------ Records for the task ------
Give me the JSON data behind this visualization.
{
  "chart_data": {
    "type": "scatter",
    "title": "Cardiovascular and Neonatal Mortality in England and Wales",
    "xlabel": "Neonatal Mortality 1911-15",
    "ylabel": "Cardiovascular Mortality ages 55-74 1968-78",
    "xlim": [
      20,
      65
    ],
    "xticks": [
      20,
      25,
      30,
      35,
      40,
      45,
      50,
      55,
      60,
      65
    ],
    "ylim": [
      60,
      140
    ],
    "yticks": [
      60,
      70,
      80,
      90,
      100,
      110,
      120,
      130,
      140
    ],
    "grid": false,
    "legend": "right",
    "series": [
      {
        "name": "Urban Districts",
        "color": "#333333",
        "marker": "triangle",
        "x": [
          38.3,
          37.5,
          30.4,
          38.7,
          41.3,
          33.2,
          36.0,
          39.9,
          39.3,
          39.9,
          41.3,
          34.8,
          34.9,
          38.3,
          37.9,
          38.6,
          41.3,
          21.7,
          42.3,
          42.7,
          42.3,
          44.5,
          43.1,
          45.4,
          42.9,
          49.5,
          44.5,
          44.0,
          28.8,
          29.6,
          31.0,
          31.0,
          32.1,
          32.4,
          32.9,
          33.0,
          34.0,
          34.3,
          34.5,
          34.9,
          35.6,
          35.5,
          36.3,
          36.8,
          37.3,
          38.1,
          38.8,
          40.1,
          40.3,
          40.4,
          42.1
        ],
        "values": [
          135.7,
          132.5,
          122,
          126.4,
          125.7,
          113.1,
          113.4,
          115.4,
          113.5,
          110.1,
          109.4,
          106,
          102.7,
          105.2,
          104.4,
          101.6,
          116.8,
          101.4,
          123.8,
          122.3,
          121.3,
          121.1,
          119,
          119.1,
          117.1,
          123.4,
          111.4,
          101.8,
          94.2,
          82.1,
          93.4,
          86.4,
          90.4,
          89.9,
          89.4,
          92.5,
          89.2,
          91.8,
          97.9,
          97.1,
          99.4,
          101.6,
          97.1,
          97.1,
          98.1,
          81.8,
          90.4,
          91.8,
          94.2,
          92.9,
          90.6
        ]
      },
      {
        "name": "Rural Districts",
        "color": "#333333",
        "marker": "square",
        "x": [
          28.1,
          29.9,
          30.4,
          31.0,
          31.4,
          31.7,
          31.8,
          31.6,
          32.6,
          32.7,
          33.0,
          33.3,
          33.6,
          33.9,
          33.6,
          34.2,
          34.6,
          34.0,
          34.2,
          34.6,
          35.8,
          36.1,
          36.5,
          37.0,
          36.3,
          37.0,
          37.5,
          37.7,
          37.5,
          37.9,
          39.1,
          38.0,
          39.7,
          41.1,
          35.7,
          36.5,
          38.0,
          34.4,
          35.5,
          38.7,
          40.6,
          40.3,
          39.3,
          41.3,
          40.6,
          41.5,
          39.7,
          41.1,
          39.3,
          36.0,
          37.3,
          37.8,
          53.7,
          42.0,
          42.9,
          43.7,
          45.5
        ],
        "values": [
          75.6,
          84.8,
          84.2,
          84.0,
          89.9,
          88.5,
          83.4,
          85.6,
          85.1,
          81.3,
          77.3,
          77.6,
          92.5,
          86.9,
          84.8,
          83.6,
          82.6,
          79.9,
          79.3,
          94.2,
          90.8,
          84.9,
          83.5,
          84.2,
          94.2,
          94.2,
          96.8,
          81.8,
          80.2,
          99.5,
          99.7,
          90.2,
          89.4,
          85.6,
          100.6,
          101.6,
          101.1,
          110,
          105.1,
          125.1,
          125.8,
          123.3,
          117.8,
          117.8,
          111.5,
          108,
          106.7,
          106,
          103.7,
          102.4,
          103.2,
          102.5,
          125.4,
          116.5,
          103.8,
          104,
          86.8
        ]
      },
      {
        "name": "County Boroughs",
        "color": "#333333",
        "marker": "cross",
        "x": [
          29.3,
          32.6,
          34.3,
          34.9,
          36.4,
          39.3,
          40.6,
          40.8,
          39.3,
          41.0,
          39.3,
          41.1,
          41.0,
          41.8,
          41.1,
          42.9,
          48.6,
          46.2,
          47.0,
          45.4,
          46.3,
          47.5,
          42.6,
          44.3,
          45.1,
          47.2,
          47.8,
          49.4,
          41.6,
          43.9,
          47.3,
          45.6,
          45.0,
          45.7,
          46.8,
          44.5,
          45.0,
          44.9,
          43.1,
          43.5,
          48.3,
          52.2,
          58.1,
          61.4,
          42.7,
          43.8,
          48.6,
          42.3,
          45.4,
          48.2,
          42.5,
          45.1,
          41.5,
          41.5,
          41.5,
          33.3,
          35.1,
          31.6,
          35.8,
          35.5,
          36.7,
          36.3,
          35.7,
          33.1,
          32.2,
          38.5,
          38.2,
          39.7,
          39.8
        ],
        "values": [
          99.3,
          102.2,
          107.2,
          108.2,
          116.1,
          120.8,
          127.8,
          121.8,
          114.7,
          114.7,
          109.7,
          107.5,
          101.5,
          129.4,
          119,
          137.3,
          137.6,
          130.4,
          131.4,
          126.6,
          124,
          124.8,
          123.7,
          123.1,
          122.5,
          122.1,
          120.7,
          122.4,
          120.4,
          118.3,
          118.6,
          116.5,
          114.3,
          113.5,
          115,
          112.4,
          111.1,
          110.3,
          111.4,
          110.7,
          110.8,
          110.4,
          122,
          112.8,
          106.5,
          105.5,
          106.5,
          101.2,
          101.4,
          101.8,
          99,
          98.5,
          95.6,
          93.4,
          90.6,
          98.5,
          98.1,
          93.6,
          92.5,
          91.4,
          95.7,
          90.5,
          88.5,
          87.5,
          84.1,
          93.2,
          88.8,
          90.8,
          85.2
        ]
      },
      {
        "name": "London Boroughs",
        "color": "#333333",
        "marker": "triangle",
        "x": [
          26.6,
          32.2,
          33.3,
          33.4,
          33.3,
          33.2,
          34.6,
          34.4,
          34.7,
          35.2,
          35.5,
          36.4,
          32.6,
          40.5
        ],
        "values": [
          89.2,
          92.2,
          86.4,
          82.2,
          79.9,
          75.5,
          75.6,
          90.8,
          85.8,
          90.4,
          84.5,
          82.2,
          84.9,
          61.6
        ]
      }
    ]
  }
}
------
Request -
Copy every line of the entries above in which "name" occurs.

Task solution -
        "name": "Urban Districts",
        "name": "Rural Districts",
        "name": "County Boroughs",
        "name": "London Boroughs",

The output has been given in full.